Without the pictures, reproduce the records that follow exactly.

[Dataset entries]
• • • • •
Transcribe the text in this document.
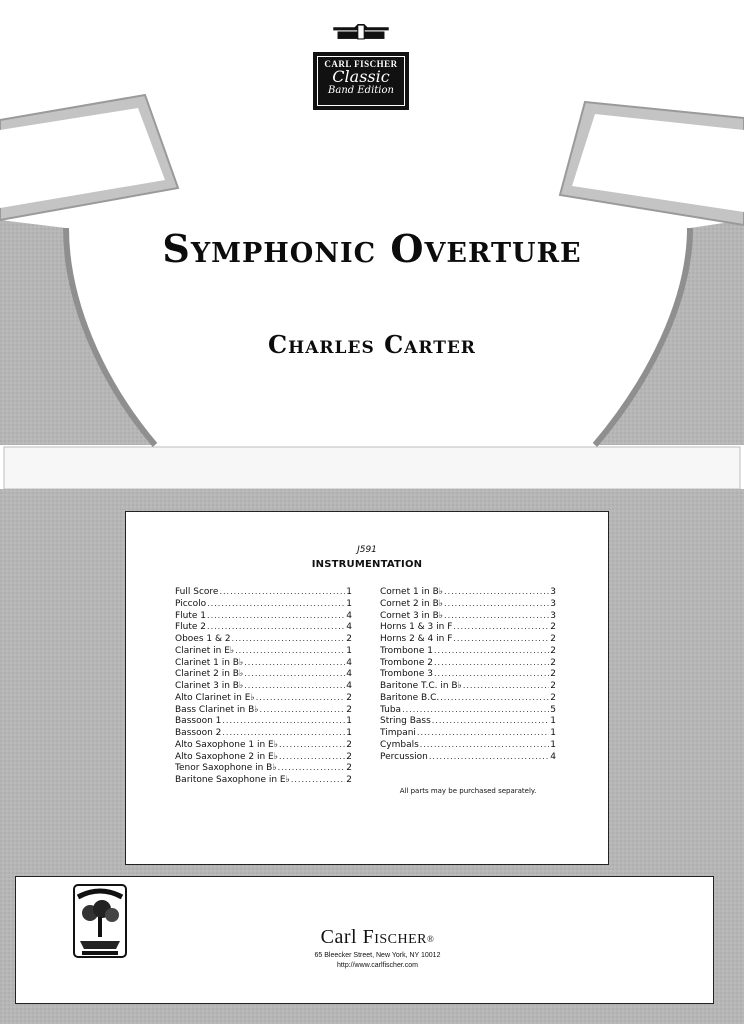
CARL FISCHER
Classic
Band Edition
Symphonic Overture
Charles Carter
J591
INSTRUMENTATION
Full Score .....	1
Piccolo .....	1
Flute 1 .....	4
Flute 2 .....	4
Oboes 1 & 2 .....	2
Clarinet in E♭ .....	1
Clarinet 1 in B♭ .....	4
Clarinet 2 in B♭ .....	4
Clarinet 3 in B♭ .....	4
Alto Clarinet in E♭ .....	2
Bass Clarinet in B♭ .....	2
Bassoon 1 .....	1
Bassoon 2 .....	1
Alto Saxophone 1 in E♭ .....	2
Alto Saxophone 2 in E♭ .....	2
Tenor Saxophone in B♭ .....	2
Baritone Saxophone in E♭ .....	2
Cornet 1 in B♭ .....	3
Cornet 2 in B♭ .....	3
Cornet 3 in B♭ .....	3
Horns 1 & 3 in F .....	2
Horns 2 & 4 in F .....	2
Trombone 1 .....	2
Trombone 2 .....	2
Trombone 3 .....	2
Baritone T.C. in B♭ .....	2
Baritone B.C. .....	2
Tuba .....	5
String Bass .....	1
Timpani .....	1
Cymbals .....	1
Percussion .....	4
All parts may be purchased separately.
Carl Fischer®
65 Bleecker Street, New York, NY 10012
http://www.carlfischer.com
• • • • •
TASK RESPONSE:
Transcribe the text in this document.
CARL FISCHER
Classic
Band Edition
Symphonic Overture
Charles Carter
J591
INSTRUMENTATION
Full Score .....	1
Piccolo .....	1
Flute 1 .....	4
Flute 2 .....	4
Oboes 1 & 2 .....	2
Clarinet in E♭ .....	1
Clarinet 1 in B♭ .....	4
Clarinet 2 in B♭ .....	4
Clarinet 3 in B♭ .....	4
Alto Clarinet in E♭ .....	2
Bass Clarinet in B♭ .....	2
Bassoon 1 .....	1
Bassoon 2 .....	1
Alto Saxophone 1 in E♭ .....	2
Alto Saxophone 2 in E♭ .....	2
Tenor Saxophone in B♭ .....	2
Baritone Saxophone in E♭ .....	2
Cornet 1 in B♭ .....	3
Cornet 2 in B♭ .....	3
Cornet 3 in B♭ .....	3
Horns 1 & 3 in F .....	2
Horns 2 & 4 in F .....	2
Trombone 1 .....	2
Trombone 2 .....	2
Trombone 3 .....	2
Baritone T.C. in B♭ .....	2
Baritone B.C. .....	2
Tuba .....	5
String Bass .....	1
Timpani .....	1
Cymbals .....	1
Percussion .....	4
All parts may be purchased separately.
Carl Fischer®
65 Bleecker Street, New York, NY 10012
http://www.carlfischer.com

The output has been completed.